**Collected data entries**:
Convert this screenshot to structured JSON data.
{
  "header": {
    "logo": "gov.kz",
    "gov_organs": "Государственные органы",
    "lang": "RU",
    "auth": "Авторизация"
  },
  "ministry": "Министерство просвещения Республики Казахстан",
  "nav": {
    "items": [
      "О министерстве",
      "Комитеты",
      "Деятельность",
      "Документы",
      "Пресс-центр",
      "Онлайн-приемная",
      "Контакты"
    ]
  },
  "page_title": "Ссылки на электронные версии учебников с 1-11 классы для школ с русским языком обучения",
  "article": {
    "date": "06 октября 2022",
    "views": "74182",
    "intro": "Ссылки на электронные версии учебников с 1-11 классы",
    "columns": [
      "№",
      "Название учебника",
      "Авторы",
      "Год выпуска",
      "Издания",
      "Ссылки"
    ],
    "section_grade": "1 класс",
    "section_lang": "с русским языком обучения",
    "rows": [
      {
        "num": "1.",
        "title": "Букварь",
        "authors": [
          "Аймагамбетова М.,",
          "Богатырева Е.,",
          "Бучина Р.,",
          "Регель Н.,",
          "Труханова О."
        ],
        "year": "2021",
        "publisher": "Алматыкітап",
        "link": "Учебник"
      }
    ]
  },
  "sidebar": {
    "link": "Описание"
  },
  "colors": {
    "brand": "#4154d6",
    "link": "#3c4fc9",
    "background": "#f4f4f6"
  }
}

**PROBLEM REQUIREMENTS**: Print again each line of the listing above, exactly as it appears.

**SOLUTION TO THIS PROBLEM**:
Convert this screenshot to structured JSON data.
{
  "header": {
    "logo": "gov.kz",
    "gov_organs": "Государственные органы",
    "lang": "RU",
    "auth": "Авторизация"
  },
  "ministry": "Министерство просвещения Республики Казахстан",
  "nav": {
    "items": [
      "О министерстве",
      "Комитеты",
      "Деятельность",
      "Документы",
      "Пресс-центр",
      "Онлайн-приемная",
      "Контакты"
    ]
  },
  "page_title": "Ссылки на электронные версии учебников с 1-11 классы для школ с русским языком обучения",
  "article": {
    "date": "06 октября 2022",
    "views": "74182",
    "intro": "Ссылки на электронные версии учебников с 1-11 классы",
    "columns": [
      "№",
      "Название учебника",
      "Авторы",
      "Год выпуска",
      "Издания",
      "Ссылки"
    ],
    "section_grade": "1 класс",
    "section_lang": "с русским языком обучения",
    "rows": [
      {
        "num": "1.",
        "title": "Букварь",
        "authors": [
          "Аймагамбетова М.,",
          "Богатырева Е.,",
          "Бучина Р.,",
          "Регель Н.,",
          "Труханова О."
        ],
        "year": "2021",
        "publisher": "Алматыкітап",
        "link": "Учебник"
      }
    ]
  },
  "sidebar": {
    "link": "Описание"
  },
  "colors": {
    "brand": "#4154d6",
    "link": "#3c4fc9",
    "background": "#f4f4f6"
  }
}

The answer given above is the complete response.